Excerpts from a figure dataset:

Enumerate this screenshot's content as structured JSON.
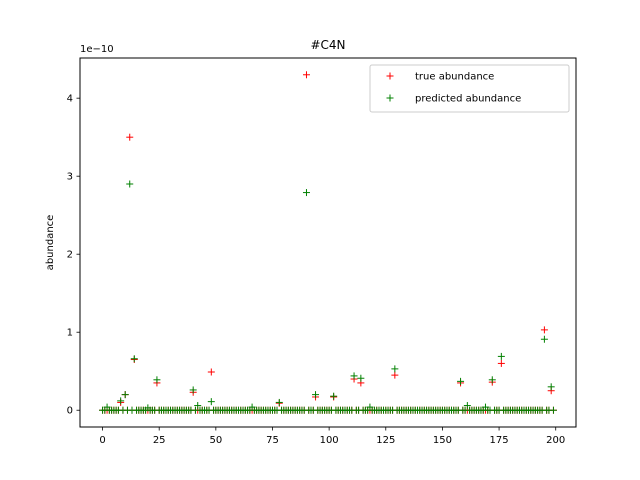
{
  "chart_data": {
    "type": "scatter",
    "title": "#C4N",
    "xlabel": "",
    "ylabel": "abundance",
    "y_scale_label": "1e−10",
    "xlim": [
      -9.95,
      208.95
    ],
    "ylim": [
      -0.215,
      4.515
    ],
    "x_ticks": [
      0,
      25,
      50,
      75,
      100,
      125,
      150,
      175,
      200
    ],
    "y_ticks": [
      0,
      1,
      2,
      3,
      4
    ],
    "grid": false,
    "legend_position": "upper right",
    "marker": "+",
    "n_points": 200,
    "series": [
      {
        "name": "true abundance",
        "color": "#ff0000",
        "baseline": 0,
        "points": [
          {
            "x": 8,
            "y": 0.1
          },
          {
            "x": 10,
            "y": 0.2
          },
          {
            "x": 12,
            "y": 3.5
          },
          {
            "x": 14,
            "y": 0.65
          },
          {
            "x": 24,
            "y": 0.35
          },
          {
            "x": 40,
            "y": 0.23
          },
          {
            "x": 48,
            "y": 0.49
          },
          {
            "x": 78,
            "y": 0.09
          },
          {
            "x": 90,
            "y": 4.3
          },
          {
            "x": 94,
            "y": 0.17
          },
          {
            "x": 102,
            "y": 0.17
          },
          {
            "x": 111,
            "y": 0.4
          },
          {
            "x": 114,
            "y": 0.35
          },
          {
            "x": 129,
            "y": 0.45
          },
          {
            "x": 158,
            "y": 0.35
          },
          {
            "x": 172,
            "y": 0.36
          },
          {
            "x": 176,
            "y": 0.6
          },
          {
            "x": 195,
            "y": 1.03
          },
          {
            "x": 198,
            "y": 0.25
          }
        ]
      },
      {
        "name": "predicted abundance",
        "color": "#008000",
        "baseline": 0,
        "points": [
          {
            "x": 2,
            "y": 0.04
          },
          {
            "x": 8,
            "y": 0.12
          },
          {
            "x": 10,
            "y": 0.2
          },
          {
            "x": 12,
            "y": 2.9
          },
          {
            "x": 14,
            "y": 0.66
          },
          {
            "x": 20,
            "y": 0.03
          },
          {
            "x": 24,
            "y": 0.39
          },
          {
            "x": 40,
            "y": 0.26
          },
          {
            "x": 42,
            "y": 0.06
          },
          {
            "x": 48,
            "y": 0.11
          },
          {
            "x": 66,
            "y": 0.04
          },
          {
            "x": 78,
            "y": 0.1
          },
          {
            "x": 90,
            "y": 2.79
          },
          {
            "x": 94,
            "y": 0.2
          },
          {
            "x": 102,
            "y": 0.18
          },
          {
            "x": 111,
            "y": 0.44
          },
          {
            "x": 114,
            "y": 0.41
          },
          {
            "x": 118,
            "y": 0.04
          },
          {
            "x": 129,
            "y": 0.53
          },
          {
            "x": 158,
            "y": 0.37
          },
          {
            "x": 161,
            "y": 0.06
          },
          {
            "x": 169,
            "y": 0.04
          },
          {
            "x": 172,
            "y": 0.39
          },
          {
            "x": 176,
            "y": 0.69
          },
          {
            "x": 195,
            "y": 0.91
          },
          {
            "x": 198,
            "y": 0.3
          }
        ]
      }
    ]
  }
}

**Stated goal:** All the records need to be repeated exactly, with the images dropped.

**Answer below:**
Enumerate this screenshot's content as structured JSON.
{
  "chart_data": {
    "type": "scatter",
    "title": "#C4N",
    "xlabel": "",
    "ylabel": "abundance",
    "y_scale_label": "1e−10",
    "xlim": [
      -9.95,
      208.95
    ],
    "ylim": [
      -0.215,
      4.515
    ],
    "x_ticks": [
      0,
      25,
      50,
      75,
      100,
      125,
      150,
      175,
      200
    ],
    "y_ticks": [
      0,
      1,
      2,
      3,
      4
    ],
    "grid": false,
    "legend_position": "upper right",
    "marker": "+",
    "n_points": 200,
    "series": [
      {
        "name": "true abundance",
        "color": "#ff0000",
        "baseline": 0,
        "points": [
          {
            "x": 8,
            "y": 0.1
          },
          {
            "x": 10,
            "y": 0.2
          },
          {
            "x": 12,
            "y": 3.5
          },
          {
            "x": 14,
            "y": 0.65
          },
          {
            "x": 24,
            "y": 0.35
          },
          {
            "x": 40,
            "y": 0.23
          },
          {
            "x": 48,
            "y": 0.49
          },
          {
            "x": 78,
            "y": 0.09
          },
          {
            "x": 90,
            "y": 4.3
          },
          {
            "x": 94,
            "y": 0.17
          },
          {
            "x": 102,
            "y": 0.17
          },
          {
            "x": 111,
            "y": 0.4
          },
          {
            "x": 114,
            "y": 0.35
          },
          {
            "x": 129,
            "y": 0.45
          },
          {
            "x": 158,
            "y": 0.35
          },
          {
            "x": 172,
            "y": 0.36
          },
          {
            "x": 176,
            "y": 0.6
          },
          {
            "x": 195,
            "y": 1.03
          },
          {
            "x": 198,
            "y": 0.25
          }
        ]
      },
      {
        "name": "predicted abundance",
        "color": "#008000",
        "baseline": 0,
        "points": [
          {
            "x": 2,
            "y": 0.04
          },
          {
            "x": 8,
            "y": 0.12
          },
          {
            "x": 10,
            "y": 0.2
          },
          {
            "x": 12,
            "y": 2.9
          },
          {
            "x": 14,
            "y": 0.66
          },
          {
            "x": 20,
            "y": 0.03
          },
          {
            "x": 24,
            "y": 0.39
          },
          {
            "x": 40,
            "y": 0.26
          },
          {
            "x": 42,
            "y": 0.06
          },
          {
            "x": 48,
            "y": 0.11
          },
          {
            "x": 66,
            "y": 0.04
          },
          {
            "x": 78,
            "y": 0.1
          },
          {
            "x": 90,
            "y": 2.79
          },
          {
            "x": 94,
            "y": 0.2
          },
          {
            "x": 102,
            "y": 0.18
          },
          {
            "x": 111,
            "y": 0.44
          },
          {
            "x": 114,
            "y": 0.41
          },
          {
            "x": 118,
            "y": 0.04
          },
          {
            "x": 129,
            "y": 0.53
          },
          {
            "x": 158,
            "y": 0.37
          },
          {
            "x": 161,
            "y": 0.06
          },
          {
            "x": 169,
            "y": 0.04
          },
          {
            "x": 172,
            "y": 0.39
          },
          {
            "x": 176,
            "y": 0.69
          },
          {
            "x": 195,
            "y": 0.91
          },
          {
            "x": 198,
            "y": 0.3
          }
        ]
      }
    ]
  }
}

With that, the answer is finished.